§ **GOAL OF THE EXERCISE**
Repeat the entries below exactly as they appear, with no pictures.
--- THE DATA ---
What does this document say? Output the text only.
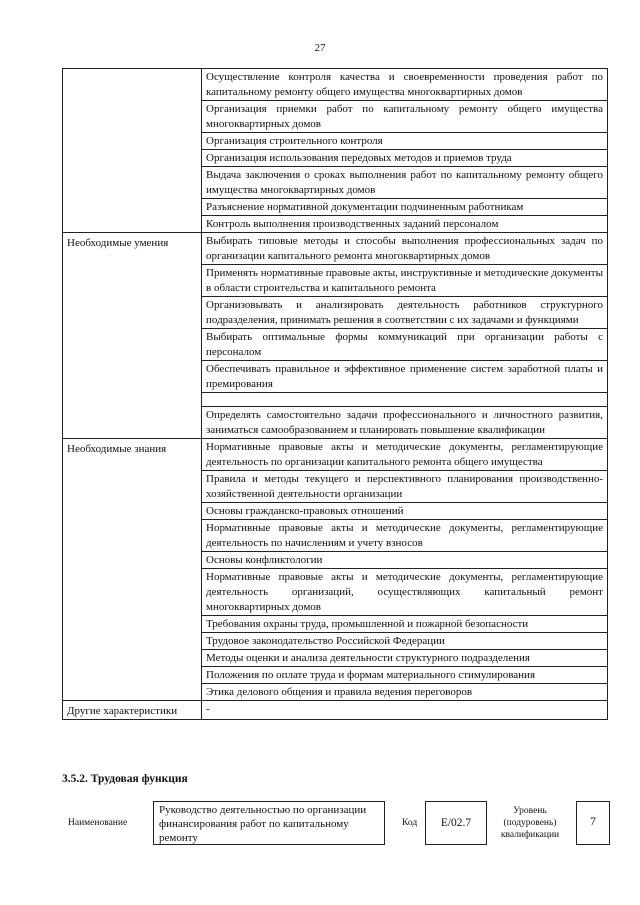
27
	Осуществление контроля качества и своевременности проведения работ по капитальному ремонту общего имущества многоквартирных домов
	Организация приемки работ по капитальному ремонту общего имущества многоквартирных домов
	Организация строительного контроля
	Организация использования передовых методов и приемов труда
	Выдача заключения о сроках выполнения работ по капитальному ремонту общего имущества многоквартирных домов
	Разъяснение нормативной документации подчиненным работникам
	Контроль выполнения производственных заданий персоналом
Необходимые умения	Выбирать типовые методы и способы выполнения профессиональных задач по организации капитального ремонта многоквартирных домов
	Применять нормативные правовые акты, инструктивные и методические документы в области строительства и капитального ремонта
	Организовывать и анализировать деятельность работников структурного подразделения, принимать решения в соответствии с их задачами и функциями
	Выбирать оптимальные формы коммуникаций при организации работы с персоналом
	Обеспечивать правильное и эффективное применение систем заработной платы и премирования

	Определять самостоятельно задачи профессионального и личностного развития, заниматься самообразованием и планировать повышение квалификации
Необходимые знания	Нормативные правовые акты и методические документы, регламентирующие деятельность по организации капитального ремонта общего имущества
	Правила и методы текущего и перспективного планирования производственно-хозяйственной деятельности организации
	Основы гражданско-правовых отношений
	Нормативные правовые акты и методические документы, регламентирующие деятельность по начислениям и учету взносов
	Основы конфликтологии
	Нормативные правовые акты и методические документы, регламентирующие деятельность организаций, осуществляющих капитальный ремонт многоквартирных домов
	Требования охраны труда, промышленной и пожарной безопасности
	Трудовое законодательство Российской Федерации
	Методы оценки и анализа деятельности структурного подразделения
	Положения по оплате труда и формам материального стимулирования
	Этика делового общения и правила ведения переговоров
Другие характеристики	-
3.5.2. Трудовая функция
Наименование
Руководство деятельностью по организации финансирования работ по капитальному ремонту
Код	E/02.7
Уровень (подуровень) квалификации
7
---
§ **ANSWER FOR THE TASK**
What does this document say? Output the text only.
27
	Осуществление контроля качества и своевременности проведения работ по капитальному ремонту общего имущества многоквартирных домов
	Организация приемки работ по капитальному ремонту общего имущества многоквартирных домов
	Организация строительного контроля
	Организация использования передовых методов и приемов труда
	Выдача заключения о сроках выполнения работ по капитальному ремонту общего имущества многоквартирных домов
	Разъяснение нормативной документации подчиненным работникам
	Контроль выполнения производственных заданий персоналом
Необходимые умения	Выбирать типовые методы и способы выполнения профессиональных задач по организации капитального ремонта многоквартирных домов
	Применять нормативные правовые акты, инструктивные и методические документы в области строительства и капитального ремонта
	Организовывать и анализировать деятельность работников структурного подразделения, принимать решения в соответствии с их задачами и функциями
	Выбирать оптимальные формы коммуникаций при организации работы с персоналом
	Обеспечивать правильное и эффективное применение систем заработной платы и премирования

	Определять самостоятельно задачи профессионального и личностного развития, заниматься самообразованием и планировать повышение квалификации
Необходимые знания	Нормативные правовые акты и методические документы, регламентирующие деятельность по организации капитального ремонта общего имущества
	Правила и методы текущего и перспективного планирования производственно-хозяйственной деятельности организации
	Основы гражданско-правовых отношений
	Нормативные правовые акты и методические документы, регламентирующие деятельность по начислениям и учету взносов
	Основы конфликтологии
	Нормативные правовые акты и методические документы, регламентирующие деятельность организаций, осуществляющих капитальный ремонт многоквартирных домов
	Требования охраны труда, промышленной и пожарной безопасности
	Трудовое законодательство Российской Федерации
	Методы оценки и анализа деятельности структурного подразделения
	Положения по оплате труда и формам материального стимулирования
	Этика делового общения и правила ведения переговоров
Другие характеристики	-
3.5.2. Трудовая функция
Наименование
Руководство деятельностью по организации финансирования работ по капитальному ремонту
Код	E/02.7
Уровень (подуровень) квалификации
7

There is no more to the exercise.